Set problem: Can you output the material exactly as written, minus any pictures it holds?

Records to process:
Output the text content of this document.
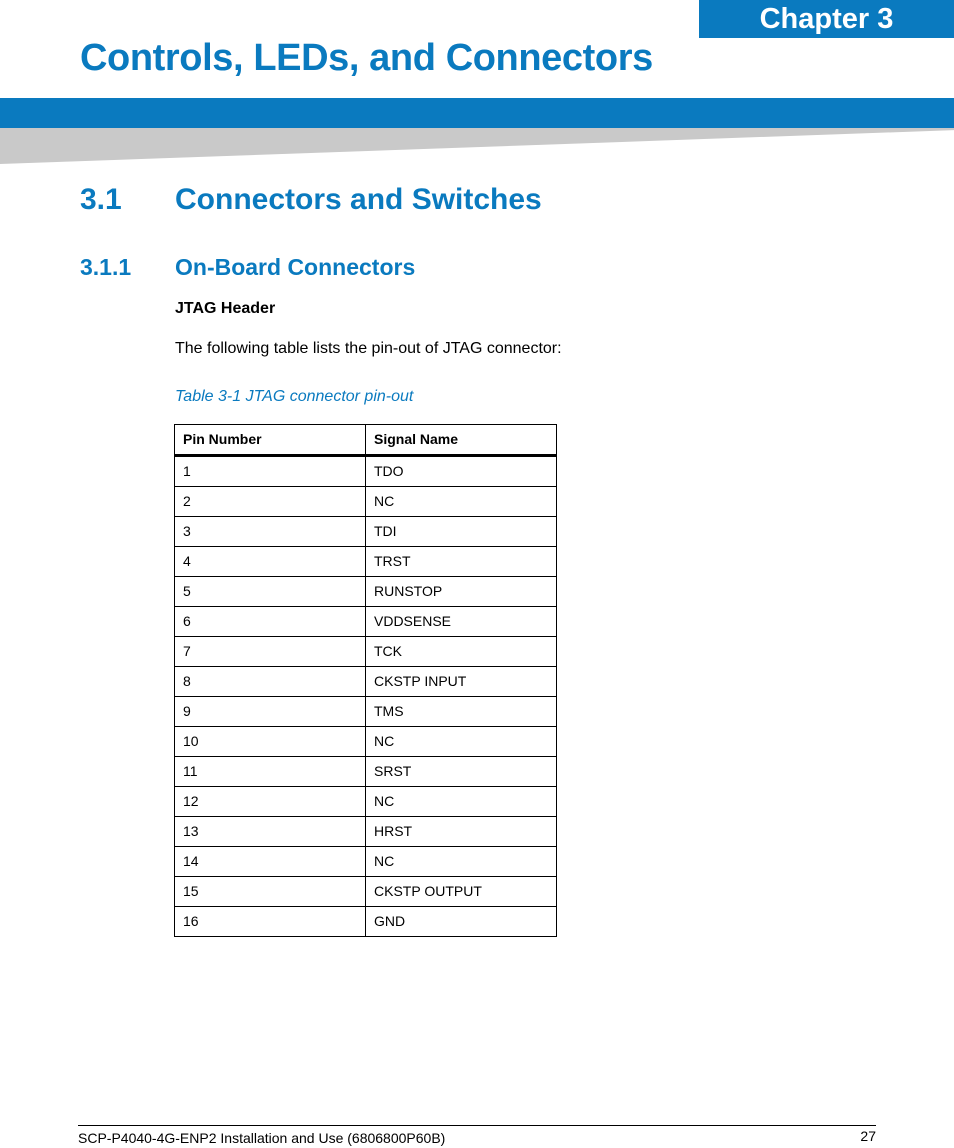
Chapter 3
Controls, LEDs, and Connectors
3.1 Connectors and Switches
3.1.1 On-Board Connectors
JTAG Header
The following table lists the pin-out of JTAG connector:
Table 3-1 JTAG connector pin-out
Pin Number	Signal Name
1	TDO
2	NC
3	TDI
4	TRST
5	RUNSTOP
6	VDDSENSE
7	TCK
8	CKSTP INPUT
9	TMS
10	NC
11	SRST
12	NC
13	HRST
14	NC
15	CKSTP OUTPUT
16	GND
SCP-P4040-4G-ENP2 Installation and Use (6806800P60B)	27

Reply to the task:
Output the text content of this document.
Chapter 3
Controls, LEDs, and Connectors
3.1 Connectors and Switches
3.1.1 On-Board Connectors
JTAG Header
The following table lists the pin-out of JTAG connector:
Table 3-1 JTAG connector pin-out
Pin Number	Signal Name
1	TDO
2	NC
3	TDI
4	TRST
5	RUNSTOP
6	VDDSENSE
7	TCK
8	CKSTP INPUT
9	TMS
10	NC
11	SRST
12	NC
13	HRST
14	NC
15	CKSTP OUTPUT
16	GND
SCP-P4040-4G-ENP2 Installation and Use (6806800P60B)	27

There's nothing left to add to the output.